## What is needed
Rewrite the paragraph of the abstract below that begins "We used the single-microelectrode voltage-clamp technique" as a short bulleted list that keeps its main facts.

Segment Start: Passage

Properties of voltage-gated Ca2+ currents measured from mouse pancreatic β-cells in situ

Abstract

We used the single-microelectrode voltage-clamp technique to record ionic currents from pancreatic β-cells within intact mouse islets of Langerhans at 37C, the typical preparation for studies of glucose-induced "bursting" electrical activity. Cells were impaled with intracellular microelectrodes, and voltage pulses were applied in the presence of tetraethylammonium. Under these conditions, a voltage-dependent Ca2+ current (ICav), containing L-type and non-L-type components, was observed. The current measured in situ was larger than that measured in single cells with whole-cell patch clamping, particularly at membrane potentials corresponding to the action potentials of β-cell electrical activity. The temperature dependence of ICav was not sufficient to account for the difference in size of the currents recorded with the two methods. During prolonged pulses, the voltage-dependent Ca2+ current measured in situ displayed both rapid and slow components of inactivation. The rapid component was Ca2+-dependent and was inhibited by the membrane-permeable Ca2+ chelator, BAPTA-AM. The effect of BAPTA-AM on β-cell electrical activity then demonstrated that Ca2+-dependent inactivation of ICav contributes to action potential repolarization and to control of burst frequency. Our results demonstrate the utility of voltage clamping β-cells in situ for determining the roles of ion channels in electrical activity and insulin secretion. © 2006 Sociedad de Biología de Chile.

Segment End: Passage
Segment Start: Data extract

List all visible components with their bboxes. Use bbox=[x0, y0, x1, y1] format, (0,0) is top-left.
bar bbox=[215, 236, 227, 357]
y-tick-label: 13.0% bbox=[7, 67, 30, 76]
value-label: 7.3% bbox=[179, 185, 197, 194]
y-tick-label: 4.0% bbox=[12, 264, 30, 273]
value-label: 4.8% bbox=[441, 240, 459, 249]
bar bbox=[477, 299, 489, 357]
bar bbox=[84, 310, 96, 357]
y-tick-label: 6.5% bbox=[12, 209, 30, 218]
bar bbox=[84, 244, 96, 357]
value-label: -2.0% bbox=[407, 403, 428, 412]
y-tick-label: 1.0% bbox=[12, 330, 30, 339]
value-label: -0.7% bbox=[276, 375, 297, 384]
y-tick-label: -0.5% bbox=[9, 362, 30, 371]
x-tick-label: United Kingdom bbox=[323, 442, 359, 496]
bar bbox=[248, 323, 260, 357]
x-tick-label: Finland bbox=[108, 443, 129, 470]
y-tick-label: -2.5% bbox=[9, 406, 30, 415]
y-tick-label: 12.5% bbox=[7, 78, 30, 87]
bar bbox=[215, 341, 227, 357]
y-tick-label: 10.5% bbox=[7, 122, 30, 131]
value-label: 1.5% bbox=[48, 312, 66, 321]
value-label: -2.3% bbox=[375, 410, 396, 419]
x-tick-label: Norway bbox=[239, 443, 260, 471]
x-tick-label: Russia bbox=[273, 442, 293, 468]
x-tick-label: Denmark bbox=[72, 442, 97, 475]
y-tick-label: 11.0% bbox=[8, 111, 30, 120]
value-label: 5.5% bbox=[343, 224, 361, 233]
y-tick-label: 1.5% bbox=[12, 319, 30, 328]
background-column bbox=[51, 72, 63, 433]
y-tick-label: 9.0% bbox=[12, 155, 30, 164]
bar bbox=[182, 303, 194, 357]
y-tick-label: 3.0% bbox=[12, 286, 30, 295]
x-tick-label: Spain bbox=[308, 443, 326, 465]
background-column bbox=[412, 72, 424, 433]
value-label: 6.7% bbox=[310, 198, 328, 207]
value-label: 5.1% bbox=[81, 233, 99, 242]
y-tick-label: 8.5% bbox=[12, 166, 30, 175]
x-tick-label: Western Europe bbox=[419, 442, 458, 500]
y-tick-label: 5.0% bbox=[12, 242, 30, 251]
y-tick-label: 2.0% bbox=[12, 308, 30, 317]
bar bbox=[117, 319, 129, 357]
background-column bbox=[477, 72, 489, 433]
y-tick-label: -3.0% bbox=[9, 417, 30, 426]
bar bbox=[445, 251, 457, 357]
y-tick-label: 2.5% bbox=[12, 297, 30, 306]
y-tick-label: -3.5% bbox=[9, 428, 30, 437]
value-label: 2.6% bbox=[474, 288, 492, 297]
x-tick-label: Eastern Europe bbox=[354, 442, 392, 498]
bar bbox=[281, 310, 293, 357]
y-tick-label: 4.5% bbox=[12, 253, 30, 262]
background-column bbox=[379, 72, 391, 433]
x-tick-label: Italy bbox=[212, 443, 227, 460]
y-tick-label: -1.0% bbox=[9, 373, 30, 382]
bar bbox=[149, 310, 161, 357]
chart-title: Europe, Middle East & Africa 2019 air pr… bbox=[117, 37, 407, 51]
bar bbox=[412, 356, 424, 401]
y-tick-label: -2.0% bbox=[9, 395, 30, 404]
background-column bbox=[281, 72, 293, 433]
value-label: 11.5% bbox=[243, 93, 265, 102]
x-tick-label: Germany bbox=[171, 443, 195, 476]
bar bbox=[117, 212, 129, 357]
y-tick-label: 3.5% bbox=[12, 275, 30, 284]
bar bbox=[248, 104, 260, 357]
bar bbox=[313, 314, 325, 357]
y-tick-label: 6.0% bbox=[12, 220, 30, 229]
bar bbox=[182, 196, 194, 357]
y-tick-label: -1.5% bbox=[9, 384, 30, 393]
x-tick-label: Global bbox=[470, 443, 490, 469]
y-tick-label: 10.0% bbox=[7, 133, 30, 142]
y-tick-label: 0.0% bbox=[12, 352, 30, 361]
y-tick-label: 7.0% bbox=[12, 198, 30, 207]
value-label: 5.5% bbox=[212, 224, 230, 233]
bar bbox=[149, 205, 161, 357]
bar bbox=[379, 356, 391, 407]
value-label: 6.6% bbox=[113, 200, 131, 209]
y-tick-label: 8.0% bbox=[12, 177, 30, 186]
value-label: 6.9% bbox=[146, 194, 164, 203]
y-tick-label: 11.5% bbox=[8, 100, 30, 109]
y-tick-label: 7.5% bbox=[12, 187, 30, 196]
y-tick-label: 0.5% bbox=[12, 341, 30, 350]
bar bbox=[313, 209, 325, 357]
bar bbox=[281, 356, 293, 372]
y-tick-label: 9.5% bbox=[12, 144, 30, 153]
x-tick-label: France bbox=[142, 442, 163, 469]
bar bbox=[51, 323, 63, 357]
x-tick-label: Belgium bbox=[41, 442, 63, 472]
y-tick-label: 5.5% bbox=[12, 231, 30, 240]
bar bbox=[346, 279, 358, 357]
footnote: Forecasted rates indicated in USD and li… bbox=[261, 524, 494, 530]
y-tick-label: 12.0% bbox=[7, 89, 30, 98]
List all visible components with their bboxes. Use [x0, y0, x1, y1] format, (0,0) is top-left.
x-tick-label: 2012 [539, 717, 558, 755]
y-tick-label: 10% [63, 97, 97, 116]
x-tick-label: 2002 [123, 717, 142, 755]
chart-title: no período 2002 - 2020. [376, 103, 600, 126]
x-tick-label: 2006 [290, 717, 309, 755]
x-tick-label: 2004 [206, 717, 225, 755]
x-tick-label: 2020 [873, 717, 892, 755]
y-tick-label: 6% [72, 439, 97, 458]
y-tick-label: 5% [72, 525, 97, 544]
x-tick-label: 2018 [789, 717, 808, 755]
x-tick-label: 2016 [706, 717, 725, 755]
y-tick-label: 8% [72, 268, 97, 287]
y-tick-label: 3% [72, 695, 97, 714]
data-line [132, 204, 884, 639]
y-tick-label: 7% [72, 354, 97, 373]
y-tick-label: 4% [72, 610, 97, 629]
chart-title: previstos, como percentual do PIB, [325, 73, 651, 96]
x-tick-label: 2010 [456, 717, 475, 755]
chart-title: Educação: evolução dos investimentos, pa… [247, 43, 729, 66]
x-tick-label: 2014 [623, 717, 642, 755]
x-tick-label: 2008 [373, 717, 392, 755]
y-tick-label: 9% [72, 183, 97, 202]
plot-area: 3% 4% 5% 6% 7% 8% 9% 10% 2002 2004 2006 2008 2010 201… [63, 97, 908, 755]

Segment End: Data extract

## Reply
- Ionic currents were recorded with single-microelectrode voltage clamp from β-cells in intact mouse islets at 37C, using intracellular impalement and voltage pulses in the presence of tetraethylammonium.
- A voltage-dependent Ca2+ current (ICav) with L-type and non-L-type components was observed.
- This current was larger in situ than in single cells under whole-cell patch clamp, especially at action-potential membrane potentials. Temperature dependence did not explain the difference.
- During prolonged pulses, ICav showed rapid and slow inactivation. The rapid component was Ca2+-dependent and was inhibited by BAPTA-AM.
- Effects of BAPTA-AM on electrical activity showed that Ca2+-dependent inactivation of ICav contributes to action potential repolarization and to control of burst frequency.
- Voltage clamping β-cells in situ is useful for determining the roles of ion channels in electrical activity and insulin secretion.